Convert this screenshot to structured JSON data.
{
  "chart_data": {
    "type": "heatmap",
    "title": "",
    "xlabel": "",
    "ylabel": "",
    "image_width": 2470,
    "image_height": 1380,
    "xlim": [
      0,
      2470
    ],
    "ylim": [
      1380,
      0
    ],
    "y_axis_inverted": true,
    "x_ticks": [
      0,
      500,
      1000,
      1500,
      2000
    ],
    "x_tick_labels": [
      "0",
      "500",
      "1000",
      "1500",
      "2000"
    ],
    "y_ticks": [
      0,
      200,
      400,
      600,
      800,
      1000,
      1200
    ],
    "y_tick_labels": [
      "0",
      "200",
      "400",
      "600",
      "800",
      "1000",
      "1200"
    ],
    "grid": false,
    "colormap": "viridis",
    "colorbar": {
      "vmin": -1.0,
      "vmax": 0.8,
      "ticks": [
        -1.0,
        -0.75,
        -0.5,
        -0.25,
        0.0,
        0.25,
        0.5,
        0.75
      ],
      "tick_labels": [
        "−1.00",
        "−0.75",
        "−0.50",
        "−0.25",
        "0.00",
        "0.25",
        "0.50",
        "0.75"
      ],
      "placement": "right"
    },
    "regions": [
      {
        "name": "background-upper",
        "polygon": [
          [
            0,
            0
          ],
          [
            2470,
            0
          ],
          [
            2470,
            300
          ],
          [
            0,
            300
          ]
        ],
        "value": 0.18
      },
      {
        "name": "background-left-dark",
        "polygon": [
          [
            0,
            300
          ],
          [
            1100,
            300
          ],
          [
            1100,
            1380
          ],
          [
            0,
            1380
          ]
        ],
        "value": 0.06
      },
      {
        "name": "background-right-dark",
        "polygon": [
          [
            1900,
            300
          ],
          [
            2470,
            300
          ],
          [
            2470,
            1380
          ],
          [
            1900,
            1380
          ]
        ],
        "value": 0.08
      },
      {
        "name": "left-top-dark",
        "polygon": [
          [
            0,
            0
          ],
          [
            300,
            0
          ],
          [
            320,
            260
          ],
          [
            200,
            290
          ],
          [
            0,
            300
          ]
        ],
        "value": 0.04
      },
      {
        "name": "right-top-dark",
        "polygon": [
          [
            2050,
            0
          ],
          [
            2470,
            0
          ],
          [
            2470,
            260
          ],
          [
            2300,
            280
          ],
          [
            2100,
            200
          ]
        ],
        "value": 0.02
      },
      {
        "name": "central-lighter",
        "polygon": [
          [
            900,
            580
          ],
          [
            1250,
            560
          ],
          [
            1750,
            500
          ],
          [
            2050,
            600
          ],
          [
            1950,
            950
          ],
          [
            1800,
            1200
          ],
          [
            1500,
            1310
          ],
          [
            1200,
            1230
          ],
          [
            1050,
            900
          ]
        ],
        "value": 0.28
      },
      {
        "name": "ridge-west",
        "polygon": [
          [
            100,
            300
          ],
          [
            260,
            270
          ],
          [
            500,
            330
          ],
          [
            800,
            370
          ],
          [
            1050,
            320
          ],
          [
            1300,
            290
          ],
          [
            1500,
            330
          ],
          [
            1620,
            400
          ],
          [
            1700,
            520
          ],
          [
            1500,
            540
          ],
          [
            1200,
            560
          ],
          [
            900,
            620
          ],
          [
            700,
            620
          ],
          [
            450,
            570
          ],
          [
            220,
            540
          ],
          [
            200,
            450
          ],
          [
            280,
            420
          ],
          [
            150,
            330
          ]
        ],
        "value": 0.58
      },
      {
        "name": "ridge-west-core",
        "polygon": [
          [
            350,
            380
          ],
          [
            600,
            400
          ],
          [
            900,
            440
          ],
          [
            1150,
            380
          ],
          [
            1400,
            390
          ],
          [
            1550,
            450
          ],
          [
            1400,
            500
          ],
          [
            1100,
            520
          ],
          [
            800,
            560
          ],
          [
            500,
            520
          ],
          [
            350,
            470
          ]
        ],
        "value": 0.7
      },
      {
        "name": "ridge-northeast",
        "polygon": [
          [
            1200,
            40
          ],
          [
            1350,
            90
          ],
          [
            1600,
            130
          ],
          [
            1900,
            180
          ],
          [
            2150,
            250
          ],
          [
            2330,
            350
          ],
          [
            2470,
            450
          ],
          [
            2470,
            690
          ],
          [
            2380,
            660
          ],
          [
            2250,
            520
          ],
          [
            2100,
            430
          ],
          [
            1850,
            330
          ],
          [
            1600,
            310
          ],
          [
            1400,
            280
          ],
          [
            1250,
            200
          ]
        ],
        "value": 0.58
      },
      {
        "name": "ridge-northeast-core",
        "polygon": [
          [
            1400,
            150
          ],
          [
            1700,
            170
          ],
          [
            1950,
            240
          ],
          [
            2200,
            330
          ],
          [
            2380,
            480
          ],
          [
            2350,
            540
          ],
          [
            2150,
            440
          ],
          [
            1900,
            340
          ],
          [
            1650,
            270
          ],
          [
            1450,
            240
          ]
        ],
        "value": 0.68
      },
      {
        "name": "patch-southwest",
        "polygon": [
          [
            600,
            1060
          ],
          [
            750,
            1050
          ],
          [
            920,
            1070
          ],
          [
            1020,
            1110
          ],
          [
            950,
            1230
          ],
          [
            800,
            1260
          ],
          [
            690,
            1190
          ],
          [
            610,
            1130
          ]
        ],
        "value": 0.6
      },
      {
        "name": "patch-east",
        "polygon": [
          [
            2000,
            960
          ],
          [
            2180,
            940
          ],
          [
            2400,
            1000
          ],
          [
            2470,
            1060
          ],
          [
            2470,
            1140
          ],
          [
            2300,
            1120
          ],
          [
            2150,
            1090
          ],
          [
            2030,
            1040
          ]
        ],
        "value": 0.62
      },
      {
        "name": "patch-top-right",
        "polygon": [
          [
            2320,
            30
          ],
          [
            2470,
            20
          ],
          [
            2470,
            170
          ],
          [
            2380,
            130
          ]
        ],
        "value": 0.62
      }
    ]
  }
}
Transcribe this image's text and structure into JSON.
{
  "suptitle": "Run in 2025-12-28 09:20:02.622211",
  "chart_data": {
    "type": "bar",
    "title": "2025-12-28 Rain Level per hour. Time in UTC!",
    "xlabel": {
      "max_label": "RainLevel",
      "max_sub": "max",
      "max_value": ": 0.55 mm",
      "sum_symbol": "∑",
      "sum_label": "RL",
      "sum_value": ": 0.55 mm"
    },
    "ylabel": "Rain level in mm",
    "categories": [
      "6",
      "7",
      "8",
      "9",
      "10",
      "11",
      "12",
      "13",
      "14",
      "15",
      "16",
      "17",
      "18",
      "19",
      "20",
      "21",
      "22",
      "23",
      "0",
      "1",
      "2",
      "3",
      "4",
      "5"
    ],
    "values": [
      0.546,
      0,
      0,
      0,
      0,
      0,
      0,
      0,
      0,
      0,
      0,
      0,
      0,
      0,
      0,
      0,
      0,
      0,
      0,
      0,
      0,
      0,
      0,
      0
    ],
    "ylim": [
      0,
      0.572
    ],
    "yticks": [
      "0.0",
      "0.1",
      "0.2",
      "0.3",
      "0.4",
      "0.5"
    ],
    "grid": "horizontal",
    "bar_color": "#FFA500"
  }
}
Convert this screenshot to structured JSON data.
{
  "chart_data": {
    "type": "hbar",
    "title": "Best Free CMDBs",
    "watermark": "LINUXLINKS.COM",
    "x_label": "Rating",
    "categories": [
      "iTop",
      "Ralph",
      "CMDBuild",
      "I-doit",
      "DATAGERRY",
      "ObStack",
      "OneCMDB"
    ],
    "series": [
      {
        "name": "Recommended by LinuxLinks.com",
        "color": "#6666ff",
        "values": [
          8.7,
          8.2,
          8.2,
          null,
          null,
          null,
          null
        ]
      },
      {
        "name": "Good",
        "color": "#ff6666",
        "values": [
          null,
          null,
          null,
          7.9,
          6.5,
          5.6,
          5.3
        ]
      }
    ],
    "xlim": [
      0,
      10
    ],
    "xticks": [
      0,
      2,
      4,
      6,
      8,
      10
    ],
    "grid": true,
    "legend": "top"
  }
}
===
→ Stated task
Take every line from the data that contains the word "ridge".

→ Response for this exercise
        "name": "ridge-west",
        "name": "ridge-west-core",
        "name": "ridge-northeast",
        "name": "ridge-northeast-core",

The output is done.